● Work to do
Copy each line of the entries that contains the word "JSON".

● Dataset extract
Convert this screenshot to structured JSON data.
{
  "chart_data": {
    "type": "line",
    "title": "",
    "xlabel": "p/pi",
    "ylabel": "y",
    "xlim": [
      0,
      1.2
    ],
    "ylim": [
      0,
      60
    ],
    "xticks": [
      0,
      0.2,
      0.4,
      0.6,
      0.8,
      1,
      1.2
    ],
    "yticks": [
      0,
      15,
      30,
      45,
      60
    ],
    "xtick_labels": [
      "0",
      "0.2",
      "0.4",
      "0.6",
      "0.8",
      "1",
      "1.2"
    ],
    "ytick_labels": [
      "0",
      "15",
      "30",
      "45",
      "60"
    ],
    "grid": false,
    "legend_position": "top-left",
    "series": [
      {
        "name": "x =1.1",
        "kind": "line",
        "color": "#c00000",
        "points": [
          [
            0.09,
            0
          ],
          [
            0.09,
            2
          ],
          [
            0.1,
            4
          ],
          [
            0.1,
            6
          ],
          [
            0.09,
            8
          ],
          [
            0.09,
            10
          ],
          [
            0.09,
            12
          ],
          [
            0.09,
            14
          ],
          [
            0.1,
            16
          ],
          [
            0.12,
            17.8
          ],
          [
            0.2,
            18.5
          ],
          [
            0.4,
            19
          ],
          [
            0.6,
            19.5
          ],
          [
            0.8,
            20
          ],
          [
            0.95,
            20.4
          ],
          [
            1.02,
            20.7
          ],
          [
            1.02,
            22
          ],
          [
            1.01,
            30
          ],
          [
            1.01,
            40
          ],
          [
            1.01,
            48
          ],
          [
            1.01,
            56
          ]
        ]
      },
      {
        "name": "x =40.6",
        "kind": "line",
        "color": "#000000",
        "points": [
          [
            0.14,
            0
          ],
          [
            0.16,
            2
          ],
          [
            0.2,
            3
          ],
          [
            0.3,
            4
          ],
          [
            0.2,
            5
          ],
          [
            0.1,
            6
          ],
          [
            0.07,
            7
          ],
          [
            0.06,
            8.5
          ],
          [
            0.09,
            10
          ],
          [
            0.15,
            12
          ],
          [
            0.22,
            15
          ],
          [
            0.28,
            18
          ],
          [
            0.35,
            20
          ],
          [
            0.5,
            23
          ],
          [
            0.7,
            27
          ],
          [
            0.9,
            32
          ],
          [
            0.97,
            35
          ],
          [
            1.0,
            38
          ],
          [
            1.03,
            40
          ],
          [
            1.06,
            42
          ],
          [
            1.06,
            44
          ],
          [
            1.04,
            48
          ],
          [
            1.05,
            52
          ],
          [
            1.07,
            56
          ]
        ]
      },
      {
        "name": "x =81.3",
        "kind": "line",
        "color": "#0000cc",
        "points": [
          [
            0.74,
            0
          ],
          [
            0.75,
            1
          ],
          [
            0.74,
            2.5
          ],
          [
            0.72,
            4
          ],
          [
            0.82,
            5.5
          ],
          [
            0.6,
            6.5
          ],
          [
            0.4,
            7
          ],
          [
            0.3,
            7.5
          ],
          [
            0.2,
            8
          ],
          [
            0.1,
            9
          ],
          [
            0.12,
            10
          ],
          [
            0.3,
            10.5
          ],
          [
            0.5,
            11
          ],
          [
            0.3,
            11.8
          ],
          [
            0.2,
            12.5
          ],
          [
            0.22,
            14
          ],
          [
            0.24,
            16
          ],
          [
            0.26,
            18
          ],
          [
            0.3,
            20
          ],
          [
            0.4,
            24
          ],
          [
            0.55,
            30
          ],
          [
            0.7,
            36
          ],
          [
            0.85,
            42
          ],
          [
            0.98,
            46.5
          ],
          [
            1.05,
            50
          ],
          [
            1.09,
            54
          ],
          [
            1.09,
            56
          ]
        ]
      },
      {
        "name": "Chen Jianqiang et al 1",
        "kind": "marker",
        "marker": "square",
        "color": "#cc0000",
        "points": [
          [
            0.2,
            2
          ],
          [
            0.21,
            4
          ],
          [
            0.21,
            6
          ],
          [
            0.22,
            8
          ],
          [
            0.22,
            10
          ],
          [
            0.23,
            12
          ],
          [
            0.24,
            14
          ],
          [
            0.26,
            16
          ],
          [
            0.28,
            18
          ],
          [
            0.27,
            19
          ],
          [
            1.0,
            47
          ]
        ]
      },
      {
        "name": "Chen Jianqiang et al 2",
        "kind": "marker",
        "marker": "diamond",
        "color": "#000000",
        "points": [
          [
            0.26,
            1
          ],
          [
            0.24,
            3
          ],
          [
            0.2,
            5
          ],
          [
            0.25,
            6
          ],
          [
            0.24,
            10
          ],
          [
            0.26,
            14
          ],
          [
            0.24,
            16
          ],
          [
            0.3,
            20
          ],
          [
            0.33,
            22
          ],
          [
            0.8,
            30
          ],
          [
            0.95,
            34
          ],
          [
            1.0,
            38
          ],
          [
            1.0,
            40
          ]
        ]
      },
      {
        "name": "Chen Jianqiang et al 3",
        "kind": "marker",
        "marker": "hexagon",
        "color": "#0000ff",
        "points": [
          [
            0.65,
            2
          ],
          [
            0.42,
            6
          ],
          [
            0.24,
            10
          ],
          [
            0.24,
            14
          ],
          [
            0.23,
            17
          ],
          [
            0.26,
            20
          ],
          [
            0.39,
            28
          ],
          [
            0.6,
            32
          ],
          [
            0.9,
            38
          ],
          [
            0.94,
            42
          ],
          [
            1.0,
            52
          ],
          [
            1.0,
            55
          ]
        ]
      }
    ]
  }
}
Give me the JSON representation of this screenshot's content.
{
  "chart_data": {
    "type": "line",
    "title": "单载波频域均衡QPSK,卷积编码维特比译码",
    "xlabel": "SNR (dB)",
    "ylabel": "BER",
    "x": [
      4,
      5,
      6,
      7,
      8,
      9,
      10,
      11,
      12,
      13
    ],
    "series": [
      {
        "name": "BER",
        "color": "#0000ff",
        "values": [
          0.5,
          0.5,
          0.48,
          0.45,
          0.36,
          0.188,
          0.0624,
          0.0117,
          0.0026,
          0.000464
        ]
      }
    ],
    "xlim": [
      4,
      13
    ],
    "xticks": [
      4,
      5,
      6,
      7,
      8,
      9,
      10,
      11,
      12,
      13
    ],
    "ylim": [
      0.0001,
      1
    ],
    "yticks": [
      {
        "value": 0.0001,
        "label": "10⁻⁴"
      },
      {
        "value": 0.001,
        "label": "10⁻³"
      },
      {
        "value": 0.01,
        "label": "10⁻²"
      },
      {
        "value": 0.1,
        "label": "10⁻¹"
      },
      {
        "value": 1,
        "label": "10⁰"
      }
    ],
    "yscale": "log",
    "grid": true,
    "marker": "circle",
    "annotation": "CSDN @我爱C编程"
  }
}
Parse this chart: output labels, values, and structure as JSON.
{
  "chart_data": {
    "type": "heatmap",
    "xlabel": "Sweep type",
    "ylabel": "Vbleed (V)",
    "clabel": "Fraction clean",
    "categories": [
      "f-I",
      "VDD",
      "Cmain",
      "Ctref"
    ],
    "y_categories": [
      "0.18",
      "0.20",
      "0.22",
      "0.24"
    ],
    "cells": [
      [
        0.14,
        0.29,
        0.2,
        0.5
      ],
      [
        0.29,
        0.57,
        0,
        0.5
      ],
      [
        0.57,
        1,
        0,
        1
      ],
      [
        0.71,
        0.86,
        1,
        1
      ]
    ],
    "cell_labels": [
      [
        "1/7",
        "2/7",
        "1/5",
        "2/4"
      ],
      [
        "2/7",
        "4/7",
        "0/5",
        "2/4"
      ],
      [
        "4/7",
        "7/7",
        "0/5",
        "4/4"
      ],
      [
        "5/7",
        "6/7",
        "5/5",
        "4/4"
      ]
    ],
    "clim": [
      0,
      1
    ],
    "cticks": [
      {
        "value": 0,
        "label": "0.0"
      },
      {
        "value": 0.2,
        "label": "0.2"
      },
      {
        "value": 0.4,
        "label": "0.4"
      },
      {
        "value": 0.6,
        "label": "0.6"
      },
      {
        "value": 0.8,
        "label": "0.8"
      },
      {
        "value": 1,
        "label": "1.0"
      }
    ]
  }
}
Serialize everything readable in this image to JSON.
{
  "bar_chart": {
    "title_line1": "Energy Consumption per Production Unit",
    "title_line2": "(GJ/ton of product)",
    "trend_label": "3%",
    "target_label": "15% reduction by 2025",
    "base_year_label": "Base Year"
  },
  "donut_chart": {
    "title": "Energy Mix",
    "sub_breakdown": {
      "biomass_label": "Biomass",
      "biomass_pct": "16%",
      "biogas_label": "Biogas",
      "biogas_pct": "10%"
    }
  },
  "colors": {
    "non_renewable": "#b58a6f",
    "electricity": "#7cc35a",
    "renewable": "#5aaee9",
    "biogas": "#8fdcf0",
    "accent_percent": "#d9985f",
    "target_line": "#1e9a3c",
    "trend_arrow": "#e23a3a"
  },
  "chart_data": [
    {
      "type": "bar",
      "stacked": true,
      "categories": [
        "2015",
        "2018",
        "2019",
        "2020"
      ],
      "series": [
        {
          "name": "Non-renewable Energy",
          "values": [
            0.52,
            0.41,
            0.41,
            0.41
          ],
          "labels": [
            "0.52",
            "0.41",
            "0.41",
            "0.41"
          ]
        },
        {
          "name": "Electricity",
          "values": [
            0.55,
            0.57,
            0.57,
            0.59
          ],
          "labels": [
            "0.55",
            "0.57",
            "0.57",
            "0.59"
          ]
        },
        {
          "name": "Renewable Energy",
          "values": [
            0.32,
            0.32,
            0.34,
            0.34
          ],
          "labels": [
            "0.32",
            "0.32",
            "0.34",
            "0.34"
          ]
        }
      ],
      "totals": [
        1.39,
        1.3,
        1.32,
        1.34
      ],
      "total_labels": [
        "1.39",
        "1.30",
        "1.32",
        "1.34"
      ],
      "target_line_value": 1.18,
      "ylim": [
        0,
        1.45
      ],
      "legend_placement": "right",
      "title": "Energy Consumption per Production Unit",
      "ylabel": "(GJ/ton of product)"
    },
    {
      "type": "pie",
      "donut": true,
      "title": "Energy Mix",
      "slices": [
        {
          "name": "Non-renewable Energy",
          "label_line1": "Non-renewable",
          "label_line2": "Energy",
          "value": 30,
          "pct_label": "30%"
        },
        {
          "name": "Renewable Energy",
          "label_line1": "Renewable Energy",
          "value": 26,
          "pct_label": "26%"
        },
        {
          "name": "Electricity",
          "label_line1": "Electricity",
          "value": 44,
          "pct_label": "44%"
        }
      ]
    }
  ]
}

● Task answer
Convert this screenshot to structured JSON data.
Give me the JSON representation of this screenshot's content.
Parse this chart: output labels, values, and structure as JSON.
Serialize everything readable in this image to JSON.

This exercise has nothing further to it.